§ Your instructions
Type out the material below exactly.

§ Dataset listings of figures
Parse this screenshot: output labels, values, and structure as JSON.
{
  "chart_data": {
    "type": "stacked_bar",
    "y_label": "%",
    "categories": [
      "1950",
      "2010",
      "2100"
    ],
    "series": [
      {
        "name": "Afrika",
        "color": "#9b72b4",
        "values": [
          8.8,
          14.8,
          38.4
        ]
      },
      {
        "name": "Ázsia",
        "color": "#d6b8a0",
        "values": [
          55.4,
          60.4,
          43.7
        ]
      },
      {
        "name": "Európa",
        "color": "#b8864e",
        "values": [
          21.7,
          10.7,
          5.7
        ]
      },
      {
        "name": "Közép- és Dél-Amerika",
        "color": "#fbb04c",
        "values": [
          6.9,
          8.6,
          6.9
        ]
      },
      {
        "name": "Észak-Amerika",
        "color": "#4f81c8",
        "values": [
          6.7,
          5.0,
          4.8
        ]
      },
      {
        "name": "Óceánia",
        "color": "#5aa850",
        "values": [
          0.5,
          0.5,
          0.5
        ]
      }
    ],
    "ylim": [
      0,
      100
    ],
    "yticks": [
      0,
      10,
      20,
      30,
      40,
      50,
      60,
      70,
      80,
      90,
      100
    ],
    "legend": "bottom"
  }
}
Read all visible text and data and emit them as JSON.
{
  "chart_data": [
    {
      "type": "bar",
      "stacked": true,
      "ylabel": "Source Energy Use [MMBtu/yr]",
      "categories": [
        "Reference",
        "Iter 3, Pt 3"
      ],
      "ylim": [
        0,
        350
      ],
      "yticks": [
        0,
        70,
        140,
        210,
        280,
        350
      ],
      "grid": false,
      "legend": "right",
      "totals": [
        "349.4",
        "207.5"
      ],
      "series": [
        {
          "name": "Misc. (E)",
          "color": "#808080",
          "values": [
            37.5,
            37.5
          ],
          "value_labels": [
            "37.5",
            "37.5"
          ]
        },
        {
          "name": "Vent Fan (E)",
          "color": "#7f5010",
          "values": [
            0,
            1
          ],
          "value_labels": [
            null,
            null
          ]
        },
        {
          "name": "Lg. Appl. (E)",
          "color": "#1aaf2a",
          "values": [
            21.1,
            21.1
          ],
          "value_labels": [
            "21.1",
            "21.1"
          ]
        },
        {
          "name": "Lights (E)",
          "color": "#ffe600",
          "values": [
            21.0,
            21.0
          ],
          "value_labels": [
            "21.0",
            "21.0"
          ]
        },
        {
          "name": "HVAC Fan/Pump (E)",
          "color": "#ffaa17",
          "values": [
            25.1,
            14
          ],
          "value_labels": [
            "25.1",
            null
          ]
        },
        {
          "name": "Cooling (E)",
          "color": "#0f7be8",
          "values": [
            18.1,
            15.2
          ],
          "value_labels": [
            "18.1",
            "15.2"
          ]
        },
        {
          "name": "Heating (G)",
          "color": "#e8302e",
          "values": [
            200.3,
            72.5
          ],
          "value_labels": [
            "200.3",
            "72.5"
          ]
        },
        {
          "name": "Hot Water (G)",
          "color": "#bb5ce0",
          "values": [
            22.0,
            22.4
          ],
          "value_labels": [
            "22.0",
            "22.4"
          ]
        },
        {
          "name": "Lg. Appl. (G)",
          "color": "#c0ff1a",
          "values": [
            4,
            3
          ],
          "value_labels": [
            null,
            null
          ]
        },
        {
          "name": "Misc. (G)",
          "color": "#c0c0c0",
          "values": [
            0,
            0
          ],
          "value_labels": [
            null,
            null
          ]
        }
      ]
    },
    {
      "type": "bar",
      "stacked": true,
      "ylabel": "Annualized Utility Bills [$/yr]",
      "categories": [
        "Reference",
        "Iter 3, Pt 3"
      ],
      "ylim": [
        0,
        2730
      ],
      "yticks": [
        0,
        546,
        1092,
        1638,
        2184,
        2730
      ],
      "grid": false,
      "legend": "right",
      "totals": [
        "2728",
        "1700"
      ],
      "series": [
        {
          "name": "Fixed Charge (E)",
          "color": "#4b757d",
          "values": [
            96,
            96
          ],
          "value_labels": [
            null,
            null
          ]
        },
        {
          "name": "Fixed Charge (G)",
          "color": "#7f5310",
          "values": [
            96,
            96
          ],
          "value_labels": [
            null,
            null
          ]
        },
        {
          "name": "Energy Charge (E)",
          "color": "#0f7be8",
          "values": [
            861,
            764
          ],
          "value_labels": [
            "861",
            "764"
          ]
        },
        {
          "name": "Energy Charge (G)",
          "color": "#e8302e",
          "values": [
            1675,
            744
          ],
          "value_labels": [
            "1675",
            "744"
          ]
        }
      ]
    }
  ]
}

§ Reply
Parse this screenshot: output labels, values, and structure as JSON.
{
  "chart_data": {
    "type": "stacked_bar",
    "y_label": "%",
    "categories": [
      "1950",
      "2010",
      "2100"
    ],
    "series": [
      {
        "name": "Afrika",
        "color": "#9b72b4",
        "values": [
          8.8,
          14.8,
          38.4
        ]
      },
      {
        "name": "Ázsia",
        "color": "#d6b8a0",
        "values": [
          55.4,
          60.4,
          43.7
        ]
      },
      {
        "name": "Európa",
        "color": "#b8864e",
        "values": [
          21.7,
          10.7,
          5.7
        ]
      },
      {
        "name": "Közép- és Dél-Amerika",
        "color": "#fbb04c",
        "values": [
          6.9,
          8.6,
          6.9
        ]
      },
      {
        "name": "Észak-Amerika",
        "color": "#4f81c8",
        "values": [
          6.7,
          5.0,
          4.8
        ]
      },
      {
        "name": "Óceánia",
        "color": "#5aa850",
        "values": [
          0.5,
          0.5,
          0.5
        ]
      }
    ],
    "ylim": [
      0,
      100
    ],
    "yticks": [
      0,
      10,
      20,
      30,
      40,
      50,
      60,
      70,
      80,
      90,
      100
    ],
    "legend": "bottom"
  }
}
Read all visible text and data and emit them as JSON.
{
  "chart_data": [
    {
      "type": "bar",
      "stacked": true,
      "ylabel": "Source Energy Use [MMBtu/yr]",
      "categories": [
        "Reference",
        "Iter 3, Pt 3"
      ],
      "ylim": [
        0,
        350
      ],
      "yticks": [
        0,
        70,
        140,
        210,
        280,
        350
      ],
      "grid": false,
      "legend": "right",
      "totals": [
        "349.4",
        "207.5"
      ],
      "series": [
        {
          "name": "Misc. (E)",
          "color": "#808080",
          "values": [
            37.5,
            37.5
          ],
          "value_labels": [
            "37.5",
            "37.5"
          ]
        },
        {
          "name": "Vent Fan (E)",
          "color": "#7f5010",
          "values": [
            0,
            1
          ],
          "value_labels": [
            null,
            null
          ]
        },
        {
          "name": "Lg. Appl. (E)",
          "color": "#1aaf2a",
          "values": [
            21.1,
            21.1
          ],
          "value_labels": [
            "21.1",
            "21.1"
          ]
        },
        {
          "name": "Lights (E)",
          "color": "#ffe600",
          "values": [
            21.0,
            21.0
          ],
          "value_labels": [
            "21.0",
            "21.0"
          ]
        },
        {
          "name": "HVAC Fan/Pump (E)",
          "color": "#ffaa17",
          "values": [
            25.1,
            14
          ],
          "value_labels": [
            "25.1",
            null
          ]
        },
        {
          "name": "Cooling (E)",
          "color": "#0f7be8",
          "values": [
            18.1,
            15.2
          ],
          "value_labels": [
            "18.1",
            "15.2"
          ]
        },
        {
          "name": "Heating (G)",
          "color": "#e8302e",
          "values": [
            200.3,
            72.5
          ],
          "value_labels": [
            "200.3",
            "72.5"
          ]
        },
        {
          "name": "Hot Water (G)",
          "color": "#bb5ce0",
          "values": [
            22.0,
            22.4
          ],
          "value_labels": [
            "22.0",
            "22.4"
          ]
        },
        {
          "name": "Lg. Appl. (G)",
          "color": "#c0ff1a",
          "values": [
            4,
            3
          ],
          "value_labels": [
            null,
            null
          ]
        },
        {
          "name": "Misc. (G)",
          "color": "#c0c0c0",
          "values": [
            0,
            0
          ],
          "value_labels": [
            null,
            null
          ]
        }
      ]
    },
    {
      "type": "bar",
      "stacked": true,
      "ylabel": "Annualized Utility Bills [$/yr]",
      "categories": [
        "Reference",
        "Iter 3, Pt 3"
      ],
      "ylim": [
        0,
        2730
      ],
      "yticks": [
        0,
        546,
        1092,
        1638,
        2184,
        2730
      ],
      "grid": false,
      "legend": "right",
      "totals": [
        "2728",
        "1700"
      ],
      "series": [
        {
          "name": "Fixed Charge (E)",
          "color": "#4b757d",
          "values": [
            96,
            96
          ],
          "value_labels": [
            null,
            null
          ]
        },
        {
          "name": "Fixed Charge (G)",
          "color": "#7f5310",
          "values": [
            96,
            96
          ],
          "value_labels": [
            null,
            null
          ]
        },
        {
          "name": "Energy Charge (E)",
          "color": "#0f7be8",
          "values": [
            861,
            764
          ],
          "value_labels": [
            "861",
            "764"
          ]
        },
        {
          "name": "Energy Charge (G)",
          "color": "#e8302e",
          "values": [
            1675,
            744
          ],
          "value_labels": [
            "1675",
            "744"
          ]
        }
      ]
    }
  ]
}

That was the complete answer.